#### Problem to work on:
Reproduce every one of the rows below word for word, line by line.

Entries for labeled regions:
===============
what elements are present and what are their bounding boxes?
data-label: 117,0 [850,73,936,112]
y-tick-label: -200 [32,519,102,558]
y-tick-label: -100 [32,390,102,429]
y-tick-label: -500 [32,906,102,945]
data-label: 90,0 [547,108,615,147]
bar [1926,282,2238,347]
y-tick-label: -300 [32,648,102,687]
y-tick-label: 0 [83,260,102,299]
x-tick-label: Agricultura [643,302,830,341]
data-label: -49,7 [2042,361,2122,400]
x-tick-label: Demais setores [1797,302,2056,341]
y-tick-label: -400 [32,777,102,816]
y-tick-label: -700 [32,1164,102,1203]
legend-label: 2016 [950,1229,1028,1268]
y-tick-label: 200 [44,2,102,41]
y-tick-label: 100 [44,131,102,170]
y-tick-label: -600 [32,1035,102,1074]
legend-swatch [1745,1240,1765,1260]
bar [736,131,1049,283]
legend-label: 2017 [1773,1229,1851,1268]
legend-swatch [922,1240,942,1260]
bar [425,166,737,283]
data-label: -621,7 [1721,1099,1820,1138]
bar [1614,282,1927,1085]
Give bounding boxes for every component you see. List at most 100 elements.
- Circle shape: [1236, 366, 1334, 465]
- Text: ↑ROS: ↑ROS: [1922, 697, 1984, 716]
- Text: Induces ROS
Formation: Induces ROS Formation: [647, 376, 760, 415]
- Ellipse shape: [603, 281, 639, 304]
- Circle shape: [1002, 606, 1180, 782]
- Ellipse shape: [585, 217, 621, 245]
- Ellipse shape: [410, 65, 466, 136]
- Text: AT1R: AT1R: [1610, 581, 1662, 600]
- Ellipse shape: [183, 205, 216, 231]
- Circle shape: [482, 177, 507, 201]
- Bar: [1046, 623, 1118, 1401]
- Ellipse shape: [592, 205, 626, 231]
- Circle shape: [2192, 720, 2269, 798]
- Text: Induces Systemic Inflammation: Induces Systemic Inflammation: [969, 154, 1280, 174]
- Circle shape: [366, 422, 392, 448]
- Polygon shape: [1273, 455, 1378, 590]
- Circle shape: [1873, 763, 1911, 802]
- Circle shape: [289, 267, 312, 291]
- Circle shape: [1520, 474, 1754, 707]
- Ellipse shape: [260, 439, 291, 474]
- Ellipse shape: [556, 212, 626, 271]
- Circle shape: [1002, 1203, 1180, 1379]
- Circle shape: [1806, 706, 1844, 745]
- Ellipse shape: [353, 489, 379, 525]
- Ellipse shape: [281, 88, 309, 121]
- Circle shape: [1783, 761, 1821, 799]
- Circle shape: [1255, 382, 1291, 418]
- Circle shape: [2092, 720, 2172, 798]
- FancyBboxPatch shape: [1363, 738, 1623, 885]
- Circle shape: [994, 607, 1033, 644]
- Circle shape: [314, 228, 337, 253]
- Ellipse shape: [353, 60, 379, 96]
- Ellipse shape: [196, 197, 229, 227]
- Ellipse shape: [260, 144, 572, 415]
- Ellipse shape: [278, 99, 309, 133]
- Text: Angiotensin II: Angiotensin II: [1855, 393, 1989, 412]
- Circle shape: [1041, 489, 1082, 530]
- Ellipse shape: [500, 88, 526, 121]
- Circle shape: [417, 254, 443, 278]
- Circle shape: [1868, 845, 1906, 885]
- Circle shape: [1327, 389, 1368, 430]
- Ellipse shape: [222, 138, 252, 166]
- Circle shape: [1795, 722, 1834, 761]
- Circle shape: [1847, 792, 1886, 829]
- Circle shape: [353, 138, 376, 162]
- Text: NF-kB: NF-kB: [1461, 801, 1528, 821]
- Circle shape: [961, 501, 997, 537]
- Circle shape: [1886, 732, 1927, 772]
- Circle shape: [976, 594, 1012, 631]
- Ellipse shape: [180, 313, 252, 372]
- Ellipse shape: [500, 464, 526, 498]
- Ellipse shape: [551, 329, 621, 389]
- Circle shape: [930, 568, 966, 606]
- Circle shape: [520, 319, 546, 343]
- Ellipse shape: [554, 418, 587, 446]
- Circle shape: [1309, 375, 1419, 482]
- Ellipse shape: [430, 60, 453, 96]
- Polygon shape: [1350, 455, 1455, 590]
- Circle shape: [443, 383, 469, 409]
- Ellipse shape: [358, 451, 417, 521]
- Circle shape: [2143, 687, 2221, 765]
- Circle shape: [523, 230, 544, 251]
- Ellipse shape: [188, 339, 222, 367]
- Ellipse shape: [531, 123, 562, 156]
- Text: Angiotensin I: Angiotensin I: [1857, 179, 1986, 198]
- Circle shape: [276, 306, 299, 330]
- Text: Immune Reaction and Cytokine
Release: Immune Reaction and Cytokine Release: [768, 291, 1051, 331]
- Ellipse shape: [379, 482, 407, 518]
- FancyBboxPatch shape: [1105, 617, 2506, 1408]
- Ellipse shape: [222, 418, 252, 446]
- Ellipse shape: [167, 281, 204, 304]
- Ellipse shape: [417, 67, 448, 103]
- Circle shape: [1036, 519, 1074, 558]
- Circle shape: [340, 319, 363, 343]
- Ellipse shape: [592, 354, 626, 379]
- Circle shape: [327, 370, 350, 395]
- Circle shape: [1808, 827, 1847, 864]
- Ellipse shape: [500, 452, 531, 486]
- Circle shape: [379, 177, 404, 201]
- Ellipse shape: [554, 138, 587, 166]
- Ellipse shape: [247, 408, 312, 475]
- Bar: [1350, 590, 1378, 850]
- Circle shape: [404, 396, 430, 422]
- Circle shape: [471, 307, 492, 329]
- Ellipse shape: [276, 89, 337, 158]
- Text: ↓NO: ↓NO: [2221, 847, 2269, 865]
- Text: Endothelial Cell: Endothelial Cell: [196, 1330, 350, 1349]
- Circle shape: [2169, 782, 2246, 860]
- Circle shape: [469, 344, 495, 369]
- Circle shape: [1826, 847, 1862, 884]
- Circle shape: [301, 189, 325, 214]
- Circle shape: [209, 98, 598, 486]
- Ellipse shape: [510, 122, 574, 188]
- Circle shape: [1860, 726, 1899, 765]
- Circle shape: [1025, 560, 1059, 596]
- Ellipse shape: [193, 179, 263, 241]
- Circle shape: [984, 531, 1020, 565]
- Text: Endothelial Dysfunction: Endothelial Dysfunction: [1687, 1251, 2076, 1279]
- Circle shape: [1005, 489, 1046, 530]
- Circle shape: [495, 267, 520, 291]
===============
#### Solution to this task:
what elements are present and what are their bounding boxes?
data-label: 117,0 [850,73,936,112]
y-tick-label: -200 [32,519,102,558]
y-tick-label: -100 [32,390,102,429]
y-tick-label: -500 [32,906,102,945]
data-label: 90,0 [547,108,615,147]
bar [1926,282,2238,347]
y-tick-label: -300 [32,648,102,687]
y-tick-label: 0 [83,260,102,299]
x-tick-label: Agricultura [643,302,830,341]
data-label: -49,7 [2042,361,2122,400]
x-tick-label: Demais setores [1797,302,2056,341]
y-tick-label: -400 [32,777,102,816]
y-tick-label: -700 [32,1164,102,1203]
legend-label: 2016 [950,1229,1028,1268]
y-tick-label: 200 [44,2,102,41]
y-tick-label: 100 [44,131,102,170]
y-tick-label: -600 [32,1035,102,1074]
legend-swatch [1745,1240,1765,1260]
bar [736,131,1049,283]
legend-label: 2017 [1773,1229,1851,1268]
legend-swatch [922,1240,942,1260]
bar [425,166,737,283]
data-label: -621,7 [1721,1099,1820,1138]
bar [1614,282,1927,1085]
Give bounding boxes for every component you see. List at most 100 elements.
- Circle shape: [1236, 366, 1334, 465]
- Text: ↑ROS: ↑ROS: [1922, 697, 1984, 716]
- Text: Induces ROS
Formation: Induces ROS Formation: [647, 376, 760, 415]
- Ellipse shape: [603, 281, 639, 304]
- Circle shape: [1002, 606, 1180, 782]
- Ellipse shape: [585, 217, 621, 245]
- Ellipse shape: [410, 65, 466, 136]
- Text: AT1R: AT1R: [1610, 581, 1662, 600]
- Ellipse shape: [183, 205, 216, 231]
- Circle shape: [482, 177, 507, 201]
- Bar: [1046, 623, 1118, 1401]
- Ellipse shape: [592, 205, 626, 231]
- Circle shape: [2192, 720, 2269, 798]
- Text: Induces Systemic Inflammation: Induces Systemic Inflammation: [969, 154, 1280, 174]
- Circle shape: [366, 422, 392, 448]
- Polygon shape: [1273, 455, 1378, 590]
- Circle shape: [1873, 763, 1911, 802]
- Circle shape: [289, 267, 312, 291]
- Circle shape: [1520, 474, 1754, 707]
- Ellipse shape: [260, 439, 291, 474]
- Ellipse shape: [556, 212, 626, 271]
- Circle shape: [1002, 1203, 1180, 1379]
- Circle shape: [1806, 706, 1844, 745]
- Ellipse shape: [353, 489, 379, 525]
- Ellipse shape: [281, 88, 309, 121]
- Circle shape: [1783, 761, 1821, 799]
- Circle shape: [1255, 382, 1291, 418]
- Circle shape: [2092, 720, 2172, 798]
- FancyBboxPatch shape: [1363, 738, 1623, 885]
- Circle shape: [994, 607, 1033, 644]
- Circle shape: [314, 228, 337, 253]
- Ellipse shape: [353, 60, 379, 96]
- Ellipse shape: [196, 197, 229, 227]
- Ellipse shape: [260, 144, 572, 415]
- Ellipse shape: [278, 99, 309, 133]
- Text: Angiotensin II: Angiotensin II: [1855, 393, 1989, 412]
- Circle shape: [1041, 489, 1082, 530]
- Ellipse shape: [500, 88, 526, 121]
- Circle shape: [417, 254, 443, 278]
- Circle shape: [1868, 845, 1906, 885]
- Circle shape: [1327, 389, 1368, 430]
- Ellipse shape: [222, 138, 252, 166]
- Circle shape: [1795, 722, 1834, 761]
- Circle shape: [1847, 792, 1886, 829]
- Circle shape: [353, 138, 376, 162]
- Text: NF-kB: NF-kB: [1461, 801, 1528, 821]
- Circle shape: [961, 501, 997, 537]
- Circle shape: [1886, 732, 1927, 772]
- Circle shape: [976, 594, 1012, 631]
- Ellipse shape: [180, 313, 252, 372]
- Ellipse shape: [500, 464, 526, 498]
- Ellipse shape: [551, 329, 621, 389]
- Circle shape: [930, 568, 966, 606]
- Circle shape: [520, 319, 546, 343]
- Ellipse shape: [554, 418, 587, 446]
- Circle shape: [1309, 375, 1419, 482]
- Ellipse shape: [430, 60, 453, 96]
- Polygon shape: [1350, 455, 1455, 590]
- Circle shape: [443, 383, 469, 409]
- Ellipse shape: [358, 451, 417, 521]
- Circle shape: [2143, 687, 2221, 765]
- Circle shape: [523, 230, 544, 251]
- Ellipse shape: [188, 339, 222, 367]
- Ellipse shape: [531, 123, 562, 156]
- Text: Angiotensin I: Angiotensin I: [1857, 179, 1986, 198]
- Circle shape: [276, 306, 299, 330]
- Text: Immune Reaction and Cytokine
Release: Immune Reaction and Cytokine Release: [768, 291, 1051, 331]
- Ellipse shape: [379, 482, 407, 518]
- FancyBboxPatch shape: [1105, 617, 2506, 1408]
- Ellipse shape: [222, 418, 252, 446]
- Ellipse shape: [167, 281, 204, 304]
- Ellipse shape: [417, 67, 448, 103]
- Circle shape: [1036, 519, 1074, 558]
- Circle shape: [340, 319, 363, 343]
- Ellipse shape: [592, 354, 626, 379]
- Circle shape: [327, 370, 350, 395]
- Circle shape: [1808, 827, 1847, 864]
- Ellipse shape: [500, 452, 531, 486]
- Circle shape: [379, 177, 404, 201]
- Ellipse shape: [554, 138, 587, 166]
- Ellipse shape: [247, 408, 312, 475]
- Bar: [1350, 590, 1378, 850]
- Circle shape: [404, 396, 430, 422]
- Circle shape: [471, 307, 492, 329]
- Ellipse shape: [276, 89, 337, 158]
- Text: ↓NO: ↓NO: [2221, 847, 2269, 865]
- Text: Endothelial Cell: Endothelial Cell: [196, 1330, 350, 1349]
- Circle shape: [2169, 782, 2246, 860]
- Circle shape: [469, 344, 495, 369]
- Circle shape: [1826, 847, 1862, 884]
- Circle shape: [301, 189, 325, 214]
- Circle shape: [209, 98, 598, 486]
- Ellipse shape: [510, 122, 574, 188]
- Circle shape: [1860, 726, 1899, 765]
- Circle shape: [1025, 560, 1059, 596]
- Ellipse shape: [193, 179, 263, 241]
- Circle shape: [984, 531, 1020, 565]
- Text: Endothelial Dysfunction: Endothelial Dysfunction: [1687, 1251, 2076, 1279]
- Circle shape: [1005, 489, 1046, 530]
- Circle shape: [495, 267, 520, 291]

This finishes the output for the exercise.